## Dataset extract
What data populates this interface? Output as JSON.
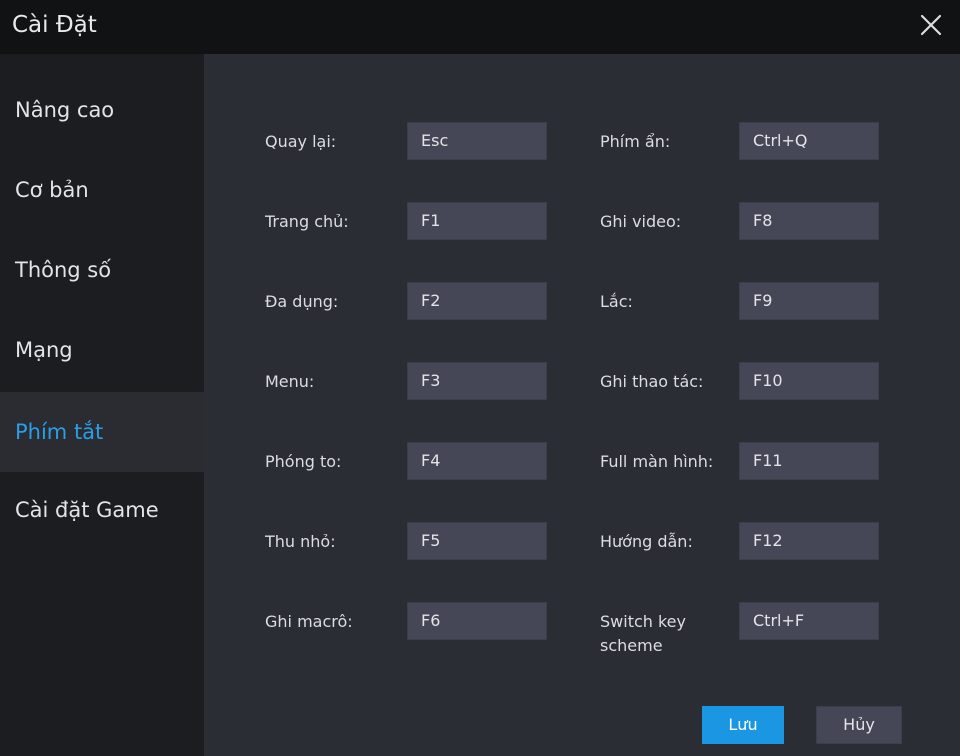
{
  "window": {
    "title": "Cài Đặt"
  },
  "sidebar": {
    "items": [
      {
        "label": "Nâng cao"
      },
      {
        "label": "Cơ bản"
      },
      {
        "label": "Thông số"
      },
      {
        "label": "Mạng"
      },
      {
        "label": "Phím tắt",
        "active": true
      },
      {
        "label": "Cài đặt Game"
      }
    ]
  },
  "shortcuts": {
    "left": [
      {
        "label": "Quay lại:",
        "key": "Esc"
      },
      {
        "label": "Trang chủ:",
        "key": "F1"
      },
      {
        "label": "Đa dụng:",
        "key": "F2"
      },
      {
        "label": "Menu:",
        "key": "F3"
      },
      {
        "label": "Phóng to:",
        "key": "F4"
      },
      {
        "label": "Thu nhỏ:",
        "key": "F5"
      },
      {
        "label": "Ghi macrô:",
        "key": "F6"
      }
    ],
    "right": [
      {
        "label": "Phím ẩn:",
        "key": "Ctrl+Q"
      },
      {
        "label": "Ghi video:",
        "key": "F8"
      },
      {
        "label": "Lắc:",
        "key": "F9"
      },
      {
        "label": "Ghi thao tác:",
        "key": "F10"
      },
      {
        "label": "Full màn hình:",
        "key": "F11"
      },
      {
        "label": "Hướng dẫn:",
        "key": "F12"
      },
      {
        "label": "Switch key scheme",
        "key": "Ctrl+F"
      }
    ]
  },
  "actions": {
    "save_label": "Lưu",
    "cancel_label": "Hủy"
  },
  "icons": {
    "close": "close-icon"
  },
  "colors": {
    "accent": "#1a96e3",
    "active_text": "#2b9ee6"
  }
}
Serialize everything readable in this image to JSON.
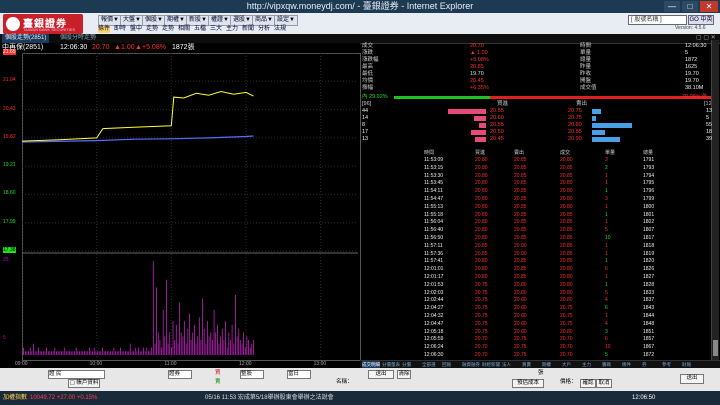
{
  "window": {
    "title": "http://vipxqw.moneydj.com/ - 臺銀證券 - Internet Explorer",
    "min": "—",
    "max": "□",
    "close": "✕"
  },
  "logo": {
    "name": "臺銀證券",
    "en": "TAIWAN BANK SECURITIES"
  },
  "menu": [
    "報價▼",
    "大盤▼",
    "個股▼",
    "期權▼",
    "新股▼",
    "權證▼",
    "選股▼",
    "商品▼",
    "設定▼"
  ],
  "submenu": [
    "條件",
    "即時",
    "盤中",
    "走勢",
    "走勢",
    "相關",
    "五檔",
    "三大",
    "主力",
    "新聞",
    "分析",
    "法規"
  ],
  "search": {
    "placeholder": "[ 股號名稱 ]",
    "go": "GO 中英",
    "version": "Version: 4.5.6"
  },
  "toolbar": {
    "left": "個股走勢(2851)",
    "tab": "個股分時走勢",
    "right_icons": "▢ ▢ ✕"
  },
  "quote": {
    "name": "中再保(2851)",
    "time": "12:06:30",
    "price": "20.70",
    "arrow": "▲",
    "chg": "1.00",
    "pct": "+5.08%",
    "vol": "1872張"
  },
  "chart_data": {
    "type": "line",
    "title": "",
    "xlabel": "",
    "ylabel": "",
    "y_ticks": [
      "21.65",
      "21.04",
      "20.43",
      "19.82",
      "19.21",
      "18.60",
      "17.99",
      "17.38"
    ],
    "x_ticks": [
      "09:00",
      "10:00",
      "11:00",
      "12:00",
      "13:00"
    ],
    "ylim": [
      17.38,
      21.65
    ],
    "ref": 19.7,
    "price": {
      "x": [
        "09:00",
        "09:30",
        "10:00",
        "10:05",
        "10:30",
        "11:00",
        "11:02",
        "11:10",
        "11:20",
        "11:30",
        "11:40",
        "11:50",
        "12:00",
        "12:06"
      ],
      "y": [
        19.75,
        19.78,
        19.82,
        20.02,
        20.05,
        20.08,
        20.7,
        20.68,
        20.78,
        20.74,
        20.82,
        20.76,
        20.8,
        20.72
      ]
    },
    "avg": {
      "x": [
        "09:00",
        "10:00",
        "10:30",
        "11:00",
        "11:30",
        "12:00",
        "12:06"
      ],
      "y": [
        19.73,
        19.76,
        19.79,
        19.8,
        19.82,
        19.85,
        19.86
      ]
    },
    "vol_ticks": [
      "25",
      "5"
    ],
    "vol_bars": [
      1,
      2,
      1,
      1,
      1,
      2,
      1,
      3,
      1,
      1,
      2,
      1,
      1,
      1,
      1,
      2,
      1,
      1,
      1,
      1,
      2,
      1,
      1,
      1,
      1,
      1,
      2,
      1,
      1,
      1,
      1,
      1,
      1,
      2,
      1,
      1,
      1,
      1,
      1,
      1,
      1,
      2,
      1,
      1,
      2,
      1,
      1,
      1,
      1,
      2,
      1,
      1,
      1,
      1,
      1,
      1,
      2,
      1,
      1,
      1,
      2,
      1,
      1,
      1,
      1,
      1,
      3,
      1,
      1,
      2,
      1,
      2,
      1,
      1,
      2,
      1,
      2,
      1,
      1,
      2,
      25,
      3,
      18,
      6,
      4,
      2,
      12,
      5,
      20,
      3,
      6,
      2,
      9,
      4,
      8,
      3,
      14,
      6,
      5,
      9,
      3,
      7,
      11,
      4,
      6,
      8,
      3,
      5,
      10,
      4,
      15,
      7,
      3,
      9,
      5,
      6,
      4,
      12,
      6,
      8,
      3,
      5,
      7,
      4,
      9,
      2,
      6,
      4,
      8,
      3,
      16,
      5,
      7,
      4,
      3,
      6,
      2,
      5,
      4,
      2,
      3,
      4
    ]
  },
  "summary": {
    "rows": [
      {
        "l": "成交",
        "v": "20.70",
        "l2": "時間",
        "v2": "12:06:30"
      },
      {
        "l": "漲跌",
        "v": "▲ 1.00",
        "l2": "單量",
        "v2": "5"
      },
      {
        "l": "漲跌幅",
        "v": "+5.08%",
        "l2": "總量",
        "v2": "1872"
      },
      {
        "l": "最高",
        "v": "20.85",
        "l2": "昨量",
        "v2": "1625"
      },
      {
        "l": "最低",
        "v": "19.70",
        "l2": "昨收",
        "v2": "19.70"
      },
      {
        "l": "均價",
        "v": "20.45",
        "l2": "開盤",
        "v2": "19.70"
      },
      {
        "l": "振幅",
        "v": "+6.35%",
        "l2": "成交值",
        "v2": "38.10M"
      }
    ],
    "bar_left": "內 29.92%",
    "bar_right": "70.08% 外",
    "bar_left_pct": 29.92
  },
  "book": {
    "count_left": "[96]",
    "count_right": "[125]",
    "hdr_bid": "買進",
    "hdr_ask": "賣出",
    "rows": [
      {
        "bq": "44",
        "bp": "20.55",
        "ap": "20.75",
        "aq": "13"
      },
      {
        "bq": "14",
        "bp": "20.60",
        "ap": "20.75",
        "aq": "5"
      },
      {
        "bq": "8",
        "bp": "20.55",
        "ap": "20.80",
        "aq": "55"
      },
      {
        "bq": "17",
        "bp": "20.50",
        "ap": "20.85",
        "aq": "18"
      },
      {
        "bq": "13",
        "bp": "20.45",
        "ap": "20.90",
        "aq": "39"
      }
    ]
  },
  "ticks": {
    "headers": [
      "時間",
      "買進",
      "賣出",
      "成交",
      "單量",
      "總量"
    ],
    "rows": [
      [
        "11:53:09",
        "20.80",
        "20.85",
        "20.80",
        "3",
        "1791"
      ],
      [
        "11:53:15",
        "20.80",
        "20.85",
        "20.85",
        "2",
        "1793"
      ],
      [
        "11:53:30",
        "20.80",
        "20.85",
        "20.85",
        "1",
        "1794"
      ],
      [
        "11:53:45",
        "20.80",
        "20.85",
        "20.80",
        "1",
        "1795"
      ],
      [
        "11:54:11",
        "20.80",
        "20.85",
        "20.80",
        "1",
        "1796"
      ],
      [
        "11:54:47",
        "20.80",
        "20.85",
        "20.80",
        "3",
        "1799"
      ],
      [
        "11:55:13",
        "20.80",
        "20.85",
        "20.80",
        "1",
        "1800"
      ],
      [
        "11:55:18",
        "20.80",
        "20.85",
        "20.85",
        "1",
        "1801"
      ],
      [
        "11:56:04",
        "20.80",
        "20.85",
        "20.85",
        "1",
        "1802"
      ],
      [
        "11:56:40",
        "20.80",
        "20.85",
        "20.85",
        "5",
        "1807"
      ],
      [
        "11:56:50",
        "20.80",
        "20.85",
        "20.85",
        "10",
        "1817"
      ],
      [
        "11:57:11",
        "20.85",
        "20.90",
        "20.85",
        "1",
        "1818"
      ],
      [
        "11:57:36",
        "20.85",
        "20.90",
        "20.85",
        "1",
        "1819"
      ],
      [
        "11:57:41",
        "20.80",
        "20.85",
        "20.85",
        "1",
        "1820"
      ],
      [
        "12:01:01",
        "20.80",
        "20.85",
        "20.80",
        "6",
        "1826"
      ],
      [
        "12:01:17",
        "20.80",
        "20.85",
        "20.80",
        "1",
        "1827"
      ],
      [
        "12:01:53",
        "20.75",
        "20.80",
        "20.80",
        "1",
        "1828"
      ],
      [
        "12:02:03",
        "20.75",
        "20.80",
        "20.80",
        "5",
        "1833"
      ],
      [
        "12:02:44",
        "20.75",
        "20.80",
        "20.80",
        "4",
        "1837"
      ],
      [
        "12:04:27",
        "20.75",
        "20.80",
        "20.75",
        "6",
        "1843"
      ],
      [
        "12:04:32",
        "20.75",
        "20.80",
        "20.75",
        "1",
        "1844"
      ],
      [
        "12:04:47",
        "20.75",
        "20.80",
        "20.75",
        "4",
        "1848"
      ],
      [
        "12:05:18",
        "20.75",
        "20.80",
        "20.80",
        "3",
        "1851"
      ],
      [
        "12:05:59",
        "20.70",
        "20.75",
        "20.70",
        "6",
        "1857"
      ],
      [
        "12:06:24",
        "20.70",
        "20.75",
        "20.70",
        "10",
        "1867"
      ],
      [
        "12:06:30",
        "20.70",
        "20.75",
        "20.70",
        "5",
        "1872"
      ]
    ]
  },
  "bottom_tabs": [
    "成交明細",
    "分價量表",
    "分價",
    "全部選",
    "回報",
    "融資融券",
    "財經新聞",
    "法人",
    "買賣",
    "期權",
    "大戶",
    "主力",
    "籌碼",
    "條件",
    "券",
    "參考",
    "財報"
  ],
  "order": {
    "acct": "證 民",
    "acct_btn": "▢ 帳戶資料",
    "type": "證券",
    "buy": "買",
    "sell": "賣",
    "price_mode": "整股",
    "period": "當日",
    "stock_label": "名稱：",
    "confirm": "送出",
    "clear": "清除",
    "qty": "張",
    "price_label": "預估成本",
    "p2": "價格：",
    "btn_a": "確認",
    "btn_b": "取消",
    "send": "送出"
  },
  "status": {
    "index": "加權指數",
    "index_val": "10049.72 +27.00 +0.15%",
    "ticker": "05/16 11:53 宏成第5/18舉辦股東會舉辦之法說會",
    "time": "12:06:50"
  },
  "colors": {
    "up": "#ff3030",
    "down": "#20e020",
    "flat": "#ffff00",
    "cyan": "#00e5ff"
  }
}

## The exercise
Only lines holding the string "title" are wanted; gather each one from the entries above.

## The response
    "title": "Cài Đặt"
    "title": "http://vipxqw.moneydj.com/ - 臺銀證券 - Internet Explorer",
    "title": "",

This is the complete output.